Records for this task:
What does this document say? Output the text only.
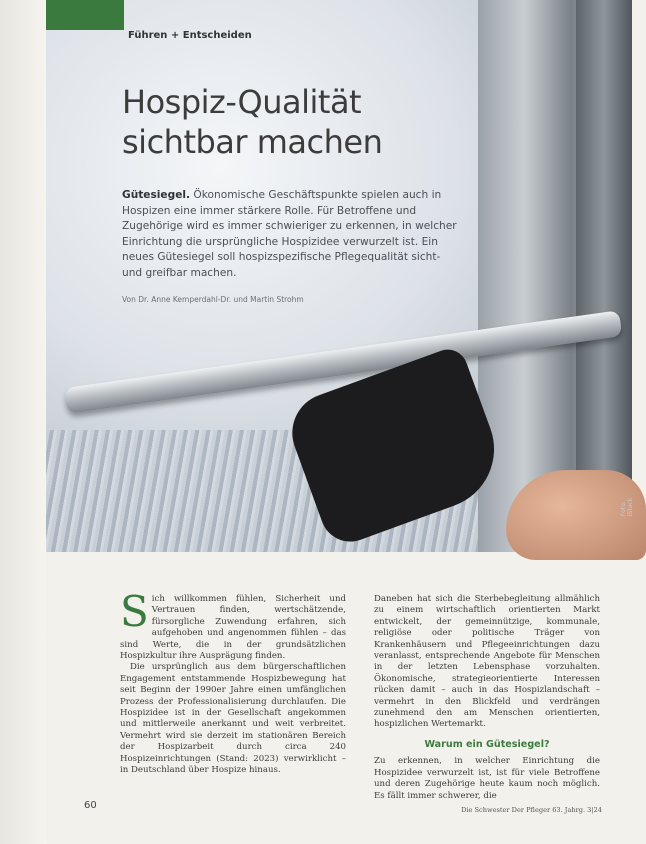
Führen + Entscheiden
Hospiz-Qualität
sichtbar machen
Gütesiegel. Ökonomische Geschäftspunkte spielen auch in Hospizen eine immer stärkere Rolle. Für Betroffene und Zugehörige wird es immer schwieriger zu erkennen, in welcher Einrichtung die ursprüngliche Hospizidee verwurzelt ist. Ein neues Gütesiegel soll hospizspezifische Pflegequalität sicht- und greifbar machen.
Von Dr. Anne Kemperdahl-Dr. und Martin Strohm
Foto: iStock
S ich willkommen fühlen, Sicherheit und Vertrauen finden, wertschätzende, fürsorgliche Zuwendung erfahren, sich aufgehoben und angenommen fühlen – das sind Werte, die in der grundsätzlichen Hospizkultur ihre Ausprägung finden.

Die ursprünglich aus dem bürgerschaftlichen Engagement entstammende Hospizbewegung hat seit Beginn der 1990er Jahre einen umfänglichen Prozess der Professionalisierung durchlaufen. Die Hospizidee ist in der Gesellschaft angekommen und mittlerweile anerkannt und weit verbreitet. Vermehrt wird sie derzeit im stationären Bereich der Hospizarbeit durch circa 240 Hospizeinrichtungen (Stand: 2023) verwirklicht – in Deutschland über Hospize hinaus.

Daneben hat sich die Sterbebegleitung allmählich zu einem wirtschaftlich orientierten Markt entwickelt, der gemeinnützige, kommunale, religiöse oder politische Träger von Krankenhäusern und Pflegeeinrichtungen dazu veranlasst, entsprechende Angebote für Menschen in der letzten Lebensphase vorzuhalten. Ökonomische, strategieorientierte Interessen rücken damit – auch in das Hospizlandschaft – vermehrt in den Blickfeld und verdrängen zunehmend den am Menschen orientierten, hospizlichen Wertemarkt.

Warum ein Gütesiegel?

Zu erkennen, in welcher Einrichtung die Hospizidee verwurzelt ist, ist für viele Betroffene und deren Zugehörige heute kaum noch möglich. Es fällt immer schwerer, die

60	Die Schwester Der Pfleger 63. Jahrg. 3|24
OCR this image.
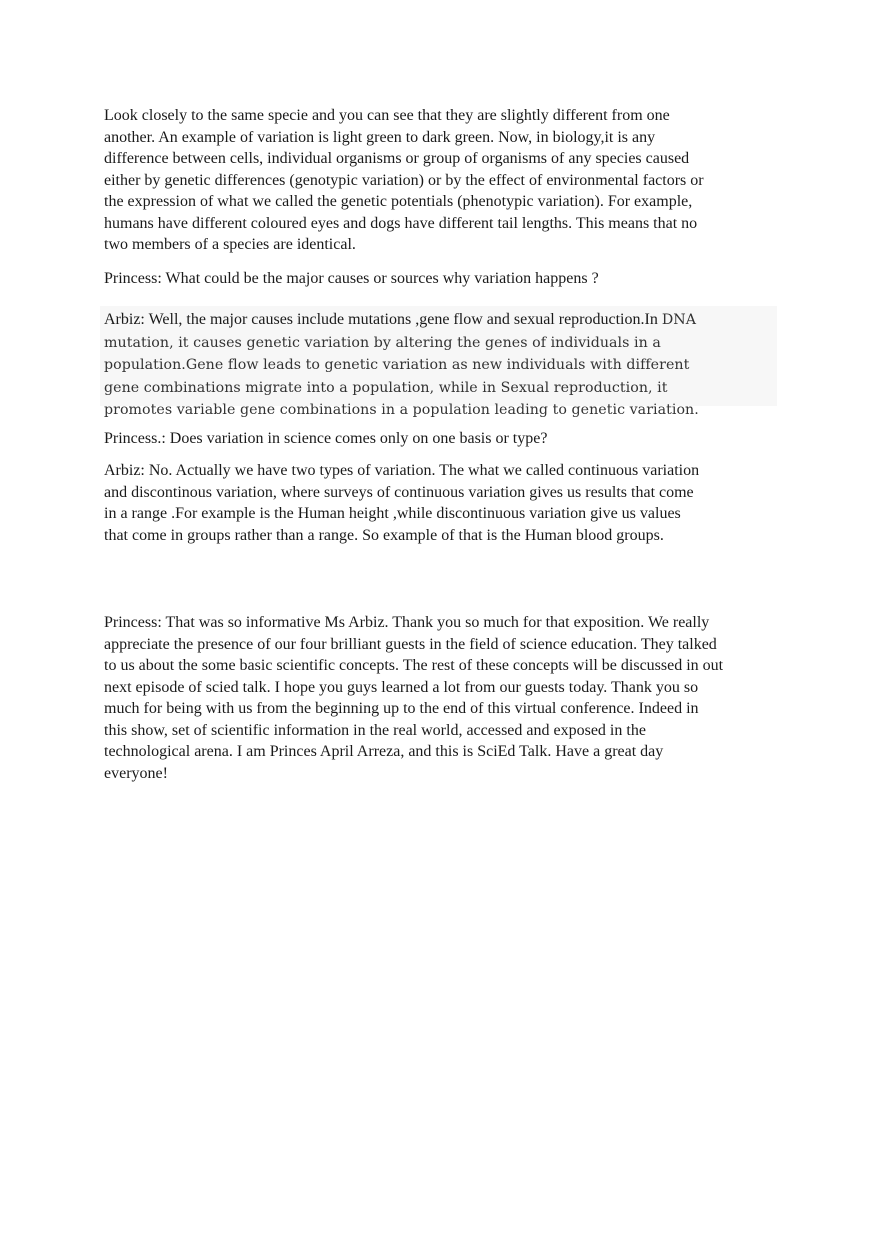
Look closely to the same specie and you can see that they are slightly different from one another. An example of variation is light green to dark green. Now, in biology,it is any difference between cells, individual organisms or group of organisms of any species caused either by genetic differences (genotypic variation) or by the effect of environmental factors or the expression of what we called the genetic potentials (phenotypic variation). For example, humans have different coloured eyes and dogs have different tail lengths. This means that no two members of a species are identical.

Princess: What could be the major causes or sources why variation happens ?

Arbiz: Well, the major causes include mutations ,gene flow and sexual reproduction.In DNA mutation, it causes genetic variation by altering the genes of individuals in a population.Gene flow leads to genetic variation as new individuals with different gene combinations migrate into a population, while in Sexual reproduction, it promotes variable gene combinations in a population leading to genetic variation.

Princess.: Does variation in science comes only on one basis or type?

Arbiz: No. Actually we have two types of variation. The what we called continuous variation and discontinous variation, where surveys of continuous variation gives us results that come in a range .For example is the Human height ,while discontinuous variation give us values that come in groups rather than a range. So example of that is the Human blood groups.

Princess: That was so informative Ms Arbiz. Thank you so much for that exposition. We really appreciate the presence of our four brilliant guests in the field of science education. They talked to us about the some basic scientific concepts. The rest of these concepts will be discussed in out next episode of scied talk. I hope you guys learned a lot from our guests today. Thank you so much for being with us from the beginning up to the end of this virtual conference. Indeed in this show, set of scientific information in the real world, accessed and exposed in the technological arena. I am Princes April Arreza, and this is SciEd Talk. Have a great day everyone!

How to complete this task: Omitting all images, print the listing exactly.

Result for this task:
What does this document say? Output the text only.
Führen + Entscheiden
Hospiz-Qualität
sichtbar machen
Gütesiegel. Ökonomische Geschäftspunkte spielen auch in Hospizen eine immer stärkere Rolle. Für Betroffene und Zugehörige wird es immer schwieriger zu erkennen, in welcher Einrichtung die ursprüngliche Hospizidee verwurzelt ist. Ein neues Gütesiegel soll hospizspezifische Pflegequalität sicht- und greifbar machen.
Von Dr. Anne Kemperdahl-Dr. und Martin Strohm
Foto: iStock
S ich willkommen fühlen, Sicherheit und Vertrauen finden, wertschätzende, fürsorgliche Zuwendung erfahren, sich aufgehoben und angenommen fühlen – das sind Werte, die in der grundsätzlichen Hospizkultur ihre Ausprägung finden.

Die ursprünglich aus dem bürgerschaftlichen Engagement entstammende Hospizbewegung hat seit Beginn der 1990er Jahre einen umfänglichen Prozess der Professionalisierung durchlaufen. Die Hospizidee ist in der Gesellschaft angekommen und mittlerweile anerkannt und weit verbreitet. Vermehrt wird sie derzeit im stationären Bereich der Hospizarbeit durch circa 240 Hospizeinrichtungen (Stand: 2023) verwirklicht – in Deutschland über Hospize hinaus.

Daneben hat sich die Sterbebegleitung allmählich zu einem wirtschaftlich orientierten Markt entwickelt, der gemeinnützige, kommunale, religiöse oder politische Träger von Krankenhäusern und Pflegeeinrichtungen dazu veranlasst, entsprechende Angebote für Menschen in der letzten Lebensphase vorzuhalten. Ökonomische, strategieorientierte Interessen rücken damit – auch in das Hospizlandschaft – vermehrt in den Blickfeld und verdrängen zunehmend den am Menschen orientierten, hospizlichen Wertemarkt.

Warum ein Gütesiegel?

Zu erkennen, in welcher Einrichtung die Hospizidee verwurzelt ist, ist für viele Betroffene und deren Zugehörige heute kaum noch möglich. Es fällt immer schwerer, die

60	Die Schwester Der Pfleger 63. Jahrg. 3|24
OCR this image.
Look closely to the same specie and you can see that they are slightly different from one another. An example of variation is light green to dark green. Now, in biology,it is any difference between cells, individual organisms or group of organisms of any species caused either by genetic differences (genotypic variation) or by the effect of environmental factors or the expression of what we called the genetic potentials (phenotypic variation). For example, humans have different coloured eyes and dogs have different tail lengths. This means that no two members of a species are identical.

Princess: What could be the major causes or sources why variation happens ?

Arbiz: Well, the major causes include mutations ,gene flow and sexual reproduction.In DNA mutation, it causes genetic variation by altering the genes of individuals in a population.Gene flow leads to genetic variation as new individuals with different gene combinations migrate into a population, while in Sexual reproduction, it promotes variable gene combinations in a population leading to genetic variation.

Princess.: Does variation in science comes only on one basis or type?

Arbiz: No. Actually we have two types of variation. The what we called continuous variation and discontinous variation, where surveys of continuous variation gives us results that come in a range .For example is the Human height ,while discontinuous variation give us values that come in groups rather than a range. So example of that is the Human blood groups.

Princess: That was so informative Ms Arbiz. Thank you so much for that exposition. We really appreciate the presence of our four brilliant guests in the field of science education. They talked to us about the some basic scientific concepts. The rest of these concepts will be discussed in out next episode of scied talk. I hope you guys learned a lot from our guests today. Thank you so much for being with us from the beginning up to the end of this virtual conference. Indeed in this show, set of scientific information in the real world, accessed and exposed in the technological arena. I am Princes April Arreza, and this is SciEd Talk. Have a great day everyone!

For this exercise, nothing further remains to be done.